### Short exercise
Show all lines holding the string "Time".

### Recorded information
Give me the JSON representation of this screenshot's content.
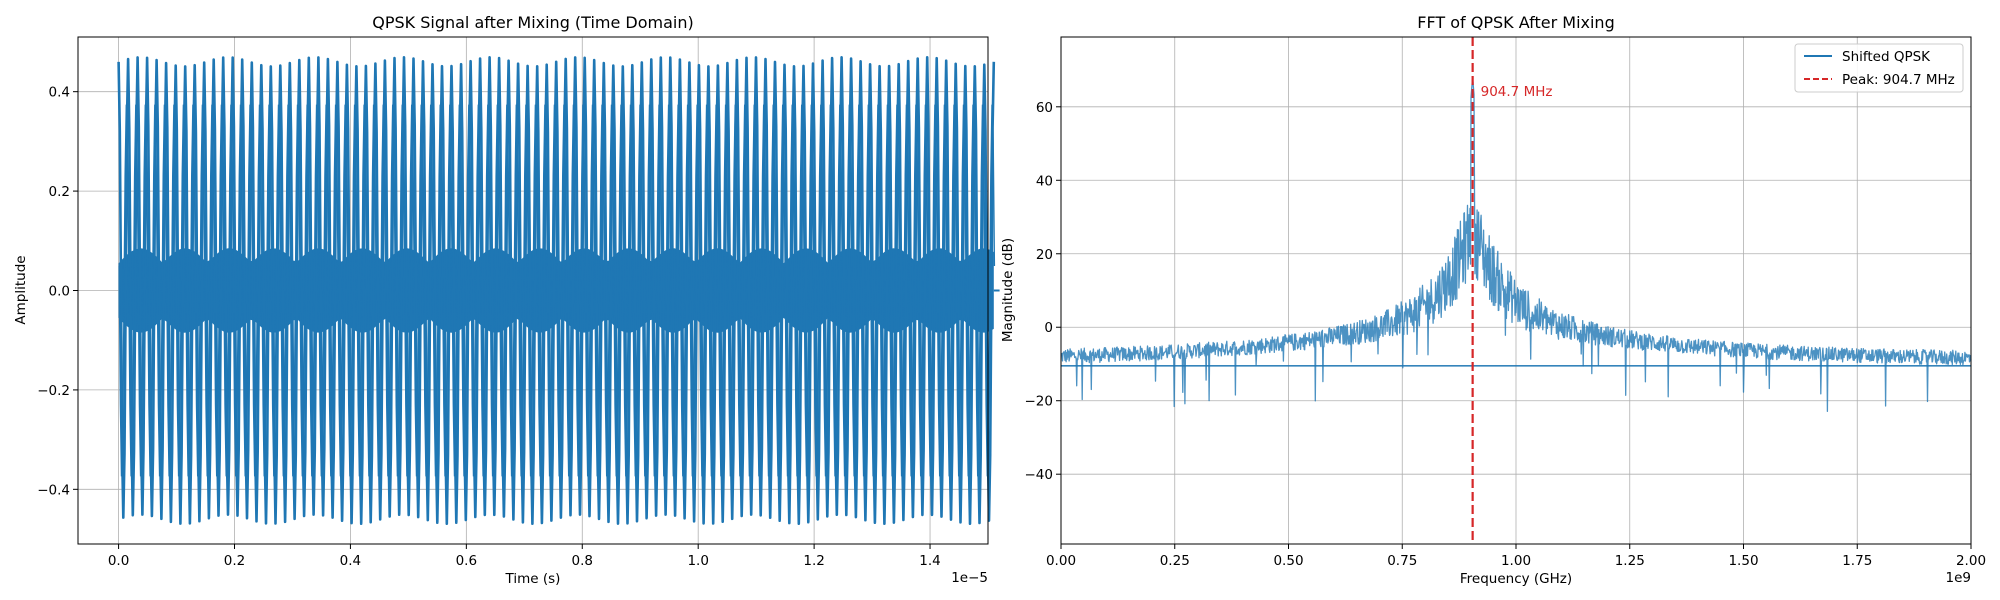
{
  "chart_data": [
    {
      "type": "line",
      "title": "QPSK Signal after Mixing (Time Domain)",
      "xlabel": "Time (s)",
      "ylabel": "Amplitude",
      "x_offset_label": "1e−5",
      "xlim": [
        -0.07,
        1.5
      ],
      "ylim": [
        -0.51,
        0.51
      ],
      "xticks": [
        0.0,
        0.2,
        0.4,
        0.6,
        0.8,
        1.0,
        1.2,
        1.4
      ],
      "xtick_labels": [
        "0.0",
        "0.2",
        "0.4",
        "0.6",
        "0.8",
        "1.0",
        "1.2",
        "1.4"
      ],
      "yticks": [
        -0.4,
        -0.2,
        0.0,
        0.2,
        0.4
      ],
      "ytick_labels": [
        "−0.4",
        "−0.2",
        "0.0",
        "0.2",
        "0.4"
      ],
      "grid": true,
      "color": "#1f77b4",
      "series": [
        {
          "x_range": [
            0.0,
            1.51
          ],
          "envelope_amplitude": 0.46,
          "oscillation_count": 92,
          "tail_value": 0.0
        }
      ]
    },
    {
      "type": "line",
      "title": "FFT of QPSK After Mixing",
      "xlabel": "Frequency (GHz)",
      "ylabel": "Magnitude (dB)",
      "x_offset_label": "1e9",
      "xlim": [
        0.0,
        2.0
      ],
      "ylim": [
        -59,
        79
      ],
      "xticks": [
        0.0,
        0.25,
        0.5,
        0.75,
        1.0,
        1.25,
        1.5,
        1.75,
        2.0
      ],
      "xtick_labels": [
        "0.00",
        "0.25",
        "0.50",
        "0.75",
        "1.00",
        "1.25",
        "1.50",
        "1.75",
        "2.00"
      ],
      "yticks": [
        -40,
        -20,
        0,
        20,
        40,
        60
      ],
      "ytick_labels": [
        "−40",
        "−20",
        "0",
        "20",
        "40",
        "60"
      ],
      "grid": true,
      "series": [
        {
          "name": "Shifted QPSK",
          "color": "#1f77b4",
          "peak_x": 0.9047,
          "peak_y": 68,
          "edge_level": -9,
          "baseline_y": -10.5,
          "baseline_x": [
            0.0,
            2.0
          ]
        }
      ],
      "vline": {
        "x": 0.9047,
        "label": "Peak: 904.7 MHz",
        "color": "#d62728",
        "style": "dashed"
      },
      "annotation": {
        "text": "904.7 MHz",
        "x": 0.9047,
        "y": 64,
        "color": "#d62728"
      },
      "legend": {
        "placement": "top-right",
        "entries": [
          "Shifted QPSK",
          "Peak: 904.7 MHz"
        ]
      }
    }
  ]
}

### Solved problem
      "title": "QPSK Signal after Mixing (Time Domain)",
      "xlabel": "Time (s)",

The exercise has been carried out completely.